= Excerpted passage =
Research and Evaluation Services Article Archives

Forcing Welfare Recipients to Apply Informal Social Resources in their Transition to Work: A Policy of Self-sufficiency or Indifference?
Published in The Roundtable, vol. 3, no. 9 (November 2000), p. 11

By Tom Lengyel
director of research and evaluation services

The research department is one year into the national research project Faces of Change: Welfare Reform in America. The project amounts to a qualitative study of these changes through the personal narratives of people across the United States whose lives have been altered by the elimination of welfare entitlements and the substitution of various temporary supports, incentives, and sanctions.

The research team recently analyzed the first cohort of 149 stories and presented its preliminary findings and policy analysis at two workshops during the Alliance’s national conference. One of our most interesting findings concerns the way families have attempted to adapt to gaps in services and support they need in order to get to work on a regular basis.

The authors of these stories report with some frequency that they encounter difficulties with transportation, child care, and their jobs for which there are no accessible institutional remedies. Consider some of their accounts:

The common thread in these strategies is that the authors fall back on personal relationships — often with relatives, neighbors, or friends — to accomplish tasks that are vital to work and health. Essentially, they are applying their supportive social capital in the solution of issues that non-poor workers can pay for, whether that means contracting with a child care provider or owning a car.

Since a major stated goal of welfare reform is to make former welfare recipients self-supporting and self-sufficient, this appears to be a desirable result. It has the ring of requiring people to be resourceful. The interpretation assumes that informal social resources are available and reliable, and regenerate themselves in the natural course of community life. Unfortunately, recent research with the same population directly contradicts this assumption.

In 1997, in partnership with 89 Alliance members, we conducted a national survey of the clientele served by Alliance affiliates1. A major part of that survey asked people to report on the social resources they used in the course of daily life. Since respondents in the survey reported on their recent use of welfare or public assistance, we were able to directly compare the social networks of welfare users with the social networks of non-welfare users. Welfare users, it turned out, applied their social resources such as friends, parents, and neighbors more frequently than their non-welfare using counterparts. They also tended to use a wider variety of such assets.

= Problem requirements =
Retype the passage of the welfare reform article that runs between "Forcing Welfare Recipients" and "incentives, and sanctions.", inclusive.

= Records from a collection =
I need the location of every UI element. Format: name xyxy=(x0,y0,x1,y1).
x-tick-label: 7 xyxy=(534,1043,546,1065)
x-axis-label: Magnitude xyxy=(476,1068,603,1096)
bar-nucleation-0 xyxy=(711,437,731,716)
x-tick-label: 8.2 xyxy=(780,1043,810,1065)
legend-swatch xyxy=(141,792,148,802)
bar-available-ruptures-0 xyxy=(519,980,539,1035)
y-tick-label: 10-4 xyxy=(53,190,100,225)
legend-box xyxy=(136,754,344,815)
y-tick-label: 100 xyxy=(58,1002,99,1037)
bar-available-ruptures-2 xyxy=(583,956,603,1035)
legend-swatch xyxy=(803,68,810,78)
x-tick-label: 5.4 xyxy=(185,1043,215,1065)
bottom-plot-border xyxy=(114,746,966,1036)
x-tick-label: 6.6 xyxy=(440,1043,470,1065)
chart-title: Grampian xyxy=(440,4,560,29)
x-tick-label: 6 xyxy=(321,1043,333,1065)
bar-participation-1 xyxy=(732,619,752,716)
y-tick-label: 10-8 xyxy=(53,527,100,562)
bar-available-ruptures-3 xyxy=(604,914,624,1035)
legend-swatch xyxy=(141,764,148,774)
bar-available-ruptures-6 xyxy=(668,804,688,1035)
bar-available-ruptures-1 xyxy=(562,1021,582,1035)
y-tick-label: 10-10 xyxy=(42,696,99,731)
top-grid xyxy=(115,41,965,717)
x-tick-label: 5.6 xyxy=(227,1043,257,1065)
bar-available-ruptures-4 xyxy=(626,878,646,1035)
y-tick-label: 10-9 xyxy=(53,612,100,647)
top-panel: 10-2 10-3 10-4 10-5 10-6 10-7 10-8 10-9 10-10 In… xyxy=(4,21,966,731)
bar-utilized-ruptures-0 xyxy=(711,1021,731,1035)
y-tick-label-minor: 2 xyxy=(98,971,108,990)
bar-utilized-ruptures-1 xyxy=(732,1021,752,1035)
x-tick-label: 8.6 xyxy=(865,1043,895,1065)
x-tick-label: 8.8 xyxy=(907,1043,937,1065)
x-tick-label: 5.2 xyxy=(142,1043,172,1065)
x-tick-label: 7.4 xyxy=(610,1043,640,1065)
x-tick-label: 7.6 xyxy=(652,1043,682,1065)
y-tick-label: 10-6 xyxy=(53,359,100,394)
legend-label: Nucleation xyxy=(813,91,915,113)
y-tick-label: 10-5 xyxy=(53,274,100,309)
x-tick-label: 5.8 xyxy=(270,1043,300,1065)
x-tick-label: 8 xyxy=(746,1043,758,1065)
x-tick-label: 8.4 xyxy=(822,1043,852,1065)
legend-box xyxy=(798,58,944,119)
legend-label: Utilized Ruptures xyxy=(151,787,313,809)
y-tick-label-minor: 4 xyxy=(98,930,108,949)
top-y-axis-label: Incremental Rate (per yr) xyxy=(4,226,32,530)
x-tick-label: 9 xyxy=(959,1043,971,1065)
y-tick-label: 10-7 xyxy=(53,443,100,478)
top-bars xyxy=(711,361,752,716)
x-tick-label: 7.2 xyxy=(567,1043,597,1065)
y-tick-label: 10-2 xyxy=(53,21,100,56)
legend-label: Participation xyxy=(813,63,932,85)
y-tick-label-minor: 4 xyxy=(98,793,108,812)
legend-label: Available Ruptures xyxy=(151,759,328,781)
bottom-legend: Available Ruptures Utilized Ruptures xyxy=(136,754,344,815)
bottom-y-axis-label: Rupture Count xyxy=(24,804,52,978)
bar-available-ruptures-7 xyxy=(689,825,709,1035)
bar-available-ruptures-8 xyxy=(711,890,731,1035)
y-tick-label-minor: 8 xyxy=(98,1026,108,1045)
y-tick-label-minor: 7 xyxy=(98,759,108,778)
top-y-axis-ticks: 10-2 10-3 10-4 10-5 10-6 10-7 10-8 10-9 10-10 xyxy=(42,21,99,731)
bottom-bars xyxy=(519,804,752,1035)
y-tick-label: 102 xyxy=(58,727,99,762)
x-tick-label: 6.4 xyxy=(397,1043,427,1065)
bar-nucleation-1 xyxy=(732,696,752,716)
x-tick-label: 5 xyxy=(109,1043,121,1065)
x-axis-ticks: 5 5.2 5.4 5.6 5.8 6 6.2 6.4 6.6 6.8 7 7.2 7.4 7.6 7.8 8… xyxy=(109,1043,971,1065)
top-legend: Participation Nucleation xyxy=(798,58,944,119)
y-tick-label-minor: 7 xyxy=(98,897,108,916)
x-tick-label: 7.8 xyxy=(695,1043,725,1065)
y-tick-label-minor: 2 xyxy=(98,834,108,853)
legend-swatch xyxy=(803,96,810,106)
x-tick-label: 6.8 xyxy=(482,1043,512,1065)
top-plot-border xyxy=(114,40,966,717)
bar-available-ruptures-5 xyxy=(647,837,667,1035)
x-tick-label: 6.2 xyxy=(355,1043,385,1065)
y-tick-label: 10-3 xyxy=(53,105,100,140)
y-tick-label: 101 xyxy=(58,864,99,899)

= Your response =
Forcing Welfare Recipients to Apply Informal Social Resources in their Transition to Work: A Policy of Self-sufficiency or Indifference?
Published in The Roundtable, vol. 3, no. 9 (November 2000), p. 11

By Tom Lengyel
director of research and evaluation services

The research department is one year into the national research project Faces of Change: Welfare Reform in America. The project amounts to a qualitative study of these changes through the personal narratives of people across the United States whose lives have been altered by the elimination of welfare entitlements and the substitution of various temporary supports, incentives, and sanctions.